* [Texte fourni]:

12 HEURES DE SEBRING 1952 ET 1953 : LE JARDIN DES DB

1952

En ce début de décennie des années cinquante, se développe aux Etats-Unis un mouvement en faveur de la voiture de sport. Pour lui donner encore plus d’ampleur, une poignée de sportifs à la tête desquels on note Ulmann, Président de la commission sportive de l’A.A.A., et Briggs Cunnigham qui participa ces dernières années aux 24h du Mans, a décidé de faire courir une épreuve d’endurance de 12 heures, qui s’est déroulé le 15 mars 1952 à Sebring, au centre de la Floride sur un circuit d’un développement de 8km 500.

Briggs Cunningham, ayant remarqué au Mans l’excellente tenue des voitures françaises de petite cylindrée, a demandé à DB-Panhard de participer à l’épreuve.
C’est pourquoi, le 26 février, René Bonnet, animateur de la marque DB, a quitté la France à destination des Etats-Unis. Il avait été précédé par 3 DB-Panhard, dont une est destinée à Cunningham, qui ouvrira le circuit à bord de cette voiture.

La France est ainsi présente à une manifestation qui a passionné le public américain. Cette présence est due sans doute à la valeur des voitures en question, mais elle n’a pu être réalisée que grâce à l’appui efficace d’un sportif français : M. Jeudy, propriétaire des soupapes qui portent son nom, qui a apporté à René Bonnet les moyens de rallier l’Amérique pour y faire flotter le drapeau national. Cette participation fera date dans l’histoire de la marque DB.

* [Tâches et exercices]:
**A)** D'après le texte sur les 12 Heures de Sebring, quelle est la longueur du circuit de Sebring ?
**B)** Traduisez en anglais cette phrase du texte sur les 12 Heures de Sebring : « Briggs Cunningham, ayant remarqué au Mans l’excellente tenue des voitures françaises de petite cylindrée, a demandé à DB-Panhard de participer à l’épreuve. »

* [Enregistrements fournis]:
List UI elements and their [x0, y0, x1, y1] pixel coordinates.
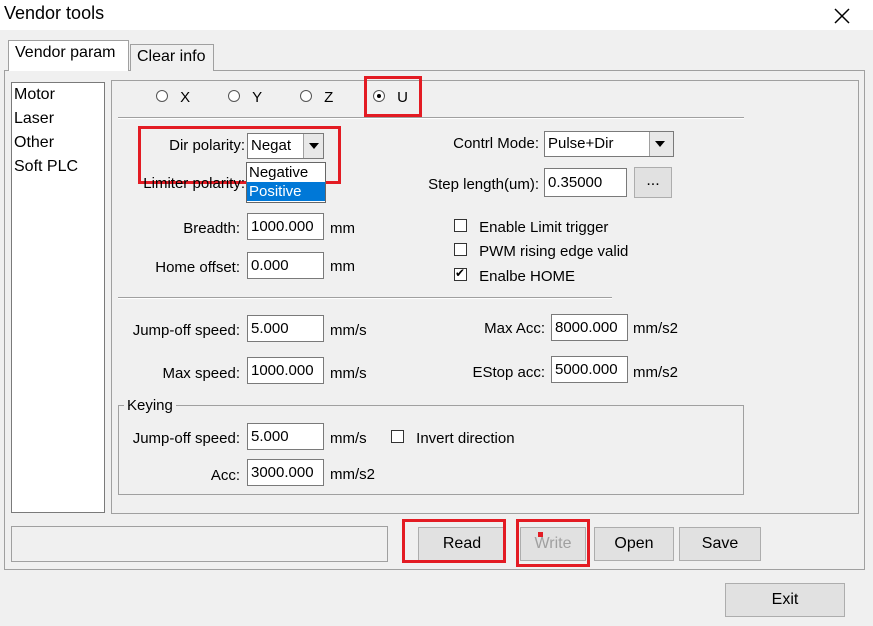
contrl-mode-select[interactable]: Pulse+Dir [544, 131, 674, 157]
keying-jump-off-speed-input[interactable]: 5.000 [247, 423, 324, 450]
axis-radio-x[interactable]: X [156, 89, 190, 106]
home-offset-input[interactable]: 0.000 [247, 252, 324, 279]
home-offset-label: Home offset: [155, 259, 240, 276]
invert-direction-checkbox[interactable]: Invert direction [391, 430, 515, 447]
sidebar-item-other[interactable]: Other [12, 131, 104, 155]
divider [118, 297, 612, 299]
step-length-label: Step length(um): [428, 176, 539, 193]
sidebar-item-motor[interactable]: Motor [12, 83, 104, 107]
radio-icon [228, 90, 240, 102]
radio-icon [300, 90, 312, 102]
jump-off-speed-unit: mm/s [330, 322, 367, 339]
limiter-polarity-label: Limiter polarity: [143, 175, 245, 192]
enable-limit-trigger-checkbox[interactable]: Enable Limit trigger [454, 219, 608, 236]
enable-home-checkbox[interactable]: Enalbe HOME [454, 266, 575, 285]
sidebar-item-laser[interactable]: Laser [12, 107, 104, 131]
max-speed-input[interactable]: 1000.000 [247, 357, 324, 384]
tab-clear-info[interactable]: Clear info [130, 44, 214, 71]
max-acc-input[interactable]: 8000.000 [551, 314, 628, 341]
axis-radio-z[interactable]: Z [300, 89, 333, 106]
sidebar-item-soft-plc[interactable]: Soft PLC [12, 155, 104, 179]
keying-acc-unit: mm/s2 [330, 466, 375, 483]
keying-group-title: Keying [124, 397, 176, 414]
divider [118, 117, 744, 119]
radio-icon [156, 90, 168, 102]
step-length-browse-button[interactable]: ... [634, 167, 672, 198]
home-offset-unit: mm [330, 258, 355, 275]
exit-button[interactable]: Exit [725, 583, 845, 617]
checkbox-icon [454, 243, 467, 256]
close-icon[interactable] [828, 0, 856, 32]
dropdown-option-negative[interactable]: Negative [247, 163, 325, 182]
estop-acc-input[interactable]: 5000.000 [551, 356, 628, 383]
highlight-box-read [402, 519, 506, 563]
keying-jump-off-speed-unit: mm/s [330, 430, 367, 447]
max-acc-label: Max Acc: [484, 320, 545, 337]
keying-acc-label: Acc: [210, 467, 240, 484]
max-speed-unit: mm/s [330, 365, 367, 382]
contrl-mode-label: Contrl Mode: [453, 135, 539, 152]
tab-vendor-param[interactable]: Vendor param [8, 40, 129, 71]
breadth-label: Breadth: [183, 220, 240, 237]
checkbox-icon [391, 430, 404, 443]
dropdown-option-positive[interactable]: Positive [247, 182, 325, 201]
keying-acc-input[interactable]: 3000.000 [247, 459, 324, 486]
step-length-input[interactable]: 0.35000 [544, 168, 627, 197]
open-button[interactable]: Open [594, 527, 674, 561]
save-button[interactable]: Save [679, 527, 761, 561]
jump-off-speed-label: Jump-off speed: [132, 322, 240, 339]
estop-acc-label: EStop acc: [472, 364, 545, 381]
breadth-input[interactable]: 1000.000 [247, 213, 324, 240]
highlight-box-u [364, 76, 422, 117]
chevron-down-icon [649, 132, 673, 156]
category-list: Motor Laser Other Soft PLC [11, 82, 105, 513]
checkbox-icon [454, 219, 467, 232]
max-acc-unit: mm/s2 [633, 320, 678, 337]
title-bar [0, 0, 873, 30]
checkbox-checked-icon [454, 266, 467, 281]
status-field [11, 526, 388, 562]
highlight-box-write [516, 519, 590, 567]
keying-jump-off-speed-label: Jump-off speed: [132, 430, 240, 447]
estop-acc-unit: mm/s2 [633, 364, 678, 381]
dir-polarity-dropdown-list: Negative Positive [246, 162, 326, 203]
jump-off-speed-input[interactable]: 5.000 [247, 315, 324, 342]
window-title: Vendor tools [4, 3, 105, 23]
breadth-unit: mm [330, 220, 355, 237]
pwm-rising-edge-checkbox[interactable]: PWM rising edge valid [454, 243, 628, 260]
max-speed-label: Max speed: [162, 365, 240, 382]
axis-radio-y[interactable]: Y [228, 89, 262, 106]
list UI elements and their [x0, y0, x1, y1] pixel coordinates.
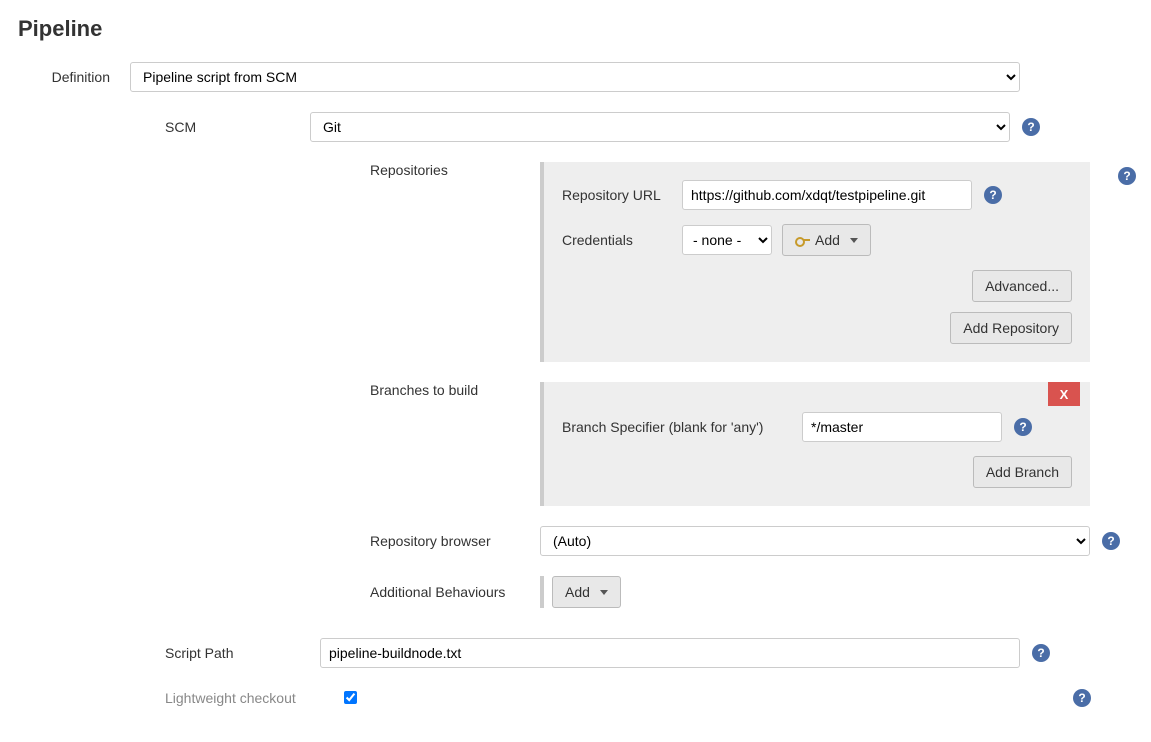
add-label: Add [815, 232, 840, 248]
advanced-button[interactable]: Advanced... [972, 270, 1072, 302]
lightweight-label: Lightweight checkout [165, 690, 340, 706]
script-path-row: Script Path ? [0, 638, 1151, 668]
scm-label: SCM [0, 119, 310, 135]
key-icon [795, 235, 809, 245]
help-icon[interactable]: ? [1073, 689, 1091, 707]
repositories-block: Repository URL ? Credentials - none - Ad… [540, 162, 1090, 362]
branches-block: X Branch Specifier (blank for 'any') ? A… [540, 382, 1090, 506]
delete-branch-button[interactable]: X [1048, 382, 1080, 406]
branch-specifier-input[interactable] [802, 412, 1002, 442]
help-icon[interactable]: ? [1102, 532, 1120, 550]
branches-label: Branches to build [0, 382, 540, 398]
scm-select[interactable]: Git [310, 112, 1010, 142]
branches-row: Branches to build X Branch Specifier (bl… [0, 382, 1151, 506]
credentials-select[interactable]: - none - [682, 225, 772, 255]
chevron-down-icon [850, 238, 858, 243]
help-icon[interactable]: ? [984, 186, 1002, 204]
add-label: Add [565, 584, 590, 600]
repo-browser-select[interactable]: (Auto) [540, 526, 1090, 556]
help-icon[interactable]: ? [1118, 167, 1136, 185]
definition-select[interactable]: Pipeline script from SCM [130, 62, 1020, 92]
add-branch-button[interactable]: Add Branch [973, 456, 1072, 488]
add-repo-row: Add Repository [562, 312, 1072, 344]
definition-label: Definition [0, 69, 130, 85]
help-icon[interactable]: ? [1014, 418, 1032, 436]
help-icon[interactable]: ? [1032, 644, 1050, 662]
advanced-row: Advanced... [562, 270, 1072, 302]
additional-behaviours-label: Additional Behaviours [0, 584, 540, 600]
credentials-row: Credentials - none - Add [562, 224, 1072, 256]
script-path-input[interactable] [320, 638, 1020, 668]
add-behaviour-button[interactable]: Add [552, 576, 621, 608]
credentials-label: Credentials [562, 232, 682, 248]
additional-behaviours-row: Additional Behaviours Add [0, 576, 1151, 608]
definition-row: Definition Pipeline script from SCM [0, 62, 1151, 92]
repo-browser-row: Repository browser (Auto) ? [0, 526, 1151, 556]
repo-browser-label: Repository browser [0, 533, 540, 549]
section-title: Pipeline [18, 16, 1151, 42]
chevron-down-icon [600, 590, 608, 595]
branch-spec-row: Branch Specifier (blank for 'any') ? [562, 412, 1072, 442]
repositories-row: Repositories Repository URL ? Credential… [0, 162, 1151, 362]
scm-row: SCM Git ? [0, 112, 1151, 142]
add-repository-button[interactable]: Add Repository [950, 312, 1072, 344]
lightweight-row: Lightweight checkout ? [0, 688, 1151, 707]
lightweight-checkbox[interactable] [344, 691, 357, 704]
branch-specifier-label: Branch Specifier (blank for 'any') [562, 419, 802, 435]
repositories-label: Repositories [0, 162, 540, 178]
repo-url-row: Repository URL ? [562, 180, 1072, 210]
repo-url-label: Repository URL [562, 187, 682, 203]
add-credentials-button[interactable]: Add [782, 224, 871, 256]
help-icon[interactable]: ? [1022, 118, 1040, 136]
repo-url-input[interactable] [682, 180, 972, 210]
script-path-label: Script Path [0, 645, 320, 661]
add-branch-row: Add Branch [562, 456, 1072, 488]
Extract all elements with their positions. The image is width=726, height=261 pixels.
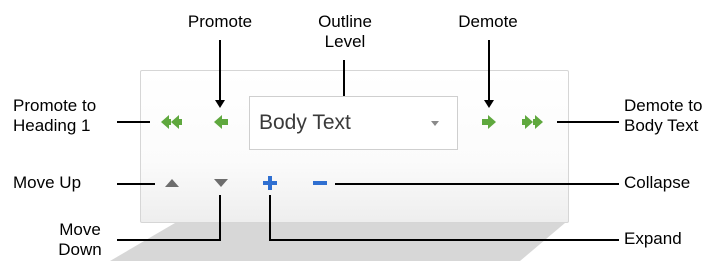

* [Résultats par tâche]:
**A)** Le circuit mesure 8 km 500.

**B)** Having noticed at Le Mans the excellent performance of the small-displacement French cars, Briggs Cunningham asked DB-Panhard to take part in the event.